Stated goal: Report the count of lines that carry the string "COINBASE", and add nothing.

Material for this exercise:
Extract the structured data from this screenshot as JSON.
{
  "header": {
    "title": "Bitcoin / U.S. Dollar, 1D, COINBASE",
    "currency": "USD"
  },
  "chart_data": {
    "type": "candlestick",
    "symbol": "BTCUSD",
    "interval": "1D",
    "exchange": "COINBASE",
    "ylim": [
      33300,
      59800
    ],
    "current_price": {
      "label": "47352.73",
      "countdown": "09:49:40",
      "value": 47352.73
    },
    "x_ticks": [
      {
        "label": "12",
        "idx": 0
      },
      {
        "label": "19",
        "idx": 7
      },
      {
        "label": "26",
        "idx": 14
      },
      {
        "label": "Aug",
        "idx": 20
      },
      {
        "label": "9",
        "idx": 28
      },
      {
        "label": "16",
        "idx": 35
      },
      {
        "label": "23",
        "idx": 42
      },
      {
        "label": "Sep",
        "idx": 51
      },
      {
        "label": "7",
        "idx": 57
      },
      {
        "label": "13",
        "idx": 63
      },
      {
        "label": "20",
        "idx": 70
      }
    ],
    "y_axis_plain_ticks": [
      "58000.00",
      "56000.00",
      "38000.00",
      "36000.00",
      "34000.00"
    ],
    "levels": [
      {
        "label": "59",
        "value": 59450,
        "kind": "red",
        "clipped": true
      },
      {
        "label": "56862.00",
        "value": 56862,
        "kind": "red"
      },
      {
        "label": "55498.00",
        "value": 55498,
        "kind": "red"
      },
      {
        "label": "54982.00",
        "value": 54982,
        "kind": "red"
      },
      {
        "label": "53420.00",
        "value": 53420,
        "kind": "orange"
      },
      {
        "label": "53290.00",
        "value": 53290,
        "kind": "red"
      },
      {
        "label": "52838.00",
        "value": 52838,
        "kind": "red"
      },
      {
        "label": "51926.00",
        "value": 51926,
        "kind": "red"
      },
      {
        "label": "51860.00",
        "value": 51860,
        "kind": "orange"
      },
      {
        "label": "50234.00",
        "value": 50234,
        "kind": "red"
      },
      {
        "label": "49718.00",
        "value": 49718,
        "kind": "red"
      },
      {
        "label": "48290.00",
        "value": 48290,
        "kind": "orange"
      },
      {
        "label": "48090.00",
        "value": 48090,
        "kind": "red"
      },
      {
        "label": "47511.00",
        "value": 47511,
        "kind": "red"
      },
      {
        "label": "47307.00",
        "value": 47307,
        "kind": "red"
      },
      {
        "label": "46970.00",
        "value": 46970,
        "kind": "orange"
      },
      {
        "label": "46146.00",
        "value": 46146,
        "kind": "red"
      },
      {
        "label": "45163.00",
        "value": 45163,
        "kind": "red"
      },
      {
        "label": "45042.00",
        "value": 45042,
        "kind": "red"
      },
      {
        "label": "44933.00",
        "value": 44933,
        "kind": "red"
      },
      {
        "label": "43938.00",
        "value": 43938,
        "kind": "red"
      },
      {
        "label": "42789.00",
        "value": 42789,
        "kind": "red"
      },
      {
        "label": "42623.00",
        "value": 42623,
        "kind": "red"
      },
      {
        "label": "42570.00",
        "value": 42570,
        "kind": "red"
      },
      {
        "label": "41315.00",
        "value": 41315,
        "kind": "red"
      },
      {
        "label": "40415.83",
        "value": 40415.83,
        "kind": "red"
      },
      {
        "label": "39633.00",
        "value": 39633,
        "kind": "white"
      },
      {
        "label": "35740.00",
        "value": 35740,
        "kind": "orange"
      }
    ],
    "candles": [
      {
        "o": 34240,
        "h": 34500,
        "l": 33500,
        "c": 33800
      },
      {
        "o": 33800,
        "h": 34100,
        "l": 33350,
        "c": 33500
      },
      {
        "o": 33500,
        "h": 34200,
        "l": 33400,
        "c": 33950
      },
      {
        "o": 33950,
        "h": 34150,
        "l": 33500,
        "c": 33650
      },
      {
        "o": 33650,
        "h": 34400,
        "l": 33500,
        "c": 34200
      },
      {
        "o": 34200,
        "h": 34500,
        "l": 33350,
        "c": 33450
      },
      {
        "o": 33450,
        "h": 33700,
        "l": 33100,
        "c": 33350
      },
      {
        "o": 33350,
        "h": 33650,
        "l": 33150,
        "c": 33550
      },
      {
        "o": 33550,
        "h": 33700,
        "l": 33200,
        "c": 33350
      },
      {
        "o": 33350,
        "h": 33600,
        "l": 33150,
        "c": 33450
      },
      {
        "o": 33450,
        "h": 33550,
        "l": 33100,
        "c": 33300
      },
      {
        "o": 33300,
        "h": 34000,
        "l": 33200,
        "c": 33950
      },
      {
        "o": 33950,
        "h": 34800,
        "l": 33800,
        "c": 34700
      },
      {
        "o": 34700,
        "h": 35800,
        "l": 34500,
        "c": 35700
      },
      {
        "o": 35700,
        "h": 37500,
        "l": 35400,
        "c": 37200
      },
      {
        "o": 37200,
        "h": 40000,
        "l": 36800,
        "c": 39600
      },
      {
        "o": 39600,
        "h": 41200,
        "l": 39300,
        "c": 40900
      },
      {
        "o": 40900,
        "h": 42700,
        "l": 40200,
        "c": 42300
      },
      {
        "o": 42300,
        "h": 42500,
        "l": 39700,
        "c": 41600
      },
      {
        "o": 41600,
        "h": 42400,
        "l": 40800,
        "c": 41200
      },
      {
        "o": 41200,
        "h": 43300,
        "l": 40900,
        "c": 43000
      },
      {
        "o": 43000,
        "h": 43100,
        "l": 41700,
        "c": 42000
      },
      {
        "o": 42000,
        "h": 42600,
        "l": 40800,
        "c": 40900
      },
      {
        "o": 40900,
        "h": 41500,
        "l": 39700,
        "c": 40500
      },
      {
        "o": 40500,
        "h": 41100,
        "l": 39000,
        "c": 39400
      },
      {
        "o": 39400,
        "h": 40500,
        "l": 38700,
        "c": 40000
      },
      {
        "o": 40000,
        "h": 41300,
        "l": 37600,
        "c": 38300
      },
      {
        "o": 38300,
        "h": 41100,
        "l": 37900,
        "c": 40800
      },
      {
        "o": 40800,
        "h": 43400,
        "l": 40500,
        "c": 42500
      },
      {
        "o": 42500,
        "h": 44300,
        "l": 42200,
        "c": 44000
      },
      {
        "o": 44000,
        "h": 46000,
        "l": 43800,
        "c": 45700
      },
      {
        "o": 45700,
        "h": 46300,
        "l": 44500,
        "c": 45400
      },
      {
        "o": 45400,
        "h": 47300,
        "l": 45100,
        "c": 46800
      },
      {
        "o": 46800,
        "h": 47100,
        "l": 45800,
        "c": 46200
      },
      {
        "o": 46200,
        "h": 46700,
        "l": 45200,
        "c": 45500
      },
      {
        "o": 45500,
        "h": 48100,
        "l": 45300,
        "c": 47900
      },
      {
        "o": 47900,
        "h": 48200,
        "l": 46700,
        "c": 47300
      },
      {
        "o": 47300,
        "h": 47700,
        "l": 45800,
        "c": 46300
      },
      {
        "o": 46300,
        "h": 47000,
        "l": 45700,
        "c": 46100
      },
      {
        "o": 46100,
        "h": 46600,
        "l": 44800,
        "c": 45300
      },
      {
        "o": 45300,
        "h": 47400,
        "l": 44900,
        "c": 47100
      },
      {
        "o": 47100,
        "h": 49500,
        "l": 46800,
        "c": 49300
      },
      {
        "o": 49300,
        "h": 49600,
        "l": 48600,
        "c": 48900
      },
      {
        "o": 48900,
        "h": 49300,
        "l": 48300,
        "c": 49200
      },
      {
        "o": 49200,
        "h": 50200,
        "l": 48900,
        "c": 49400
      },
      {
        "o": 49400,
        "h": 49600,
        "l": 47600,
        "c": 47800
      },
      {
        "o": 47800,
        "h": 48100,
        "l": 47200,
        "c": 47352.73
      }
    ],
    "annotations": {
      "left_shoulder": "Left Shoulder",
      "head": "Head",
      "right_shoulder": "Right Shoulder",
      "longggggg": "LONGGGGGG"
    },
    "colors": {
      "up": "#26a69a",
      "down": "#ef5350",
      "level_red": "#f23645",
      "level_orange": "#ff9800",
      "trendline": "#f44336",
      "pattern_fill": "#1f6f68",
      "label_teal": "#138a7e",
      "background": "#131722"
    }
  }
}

In response: 2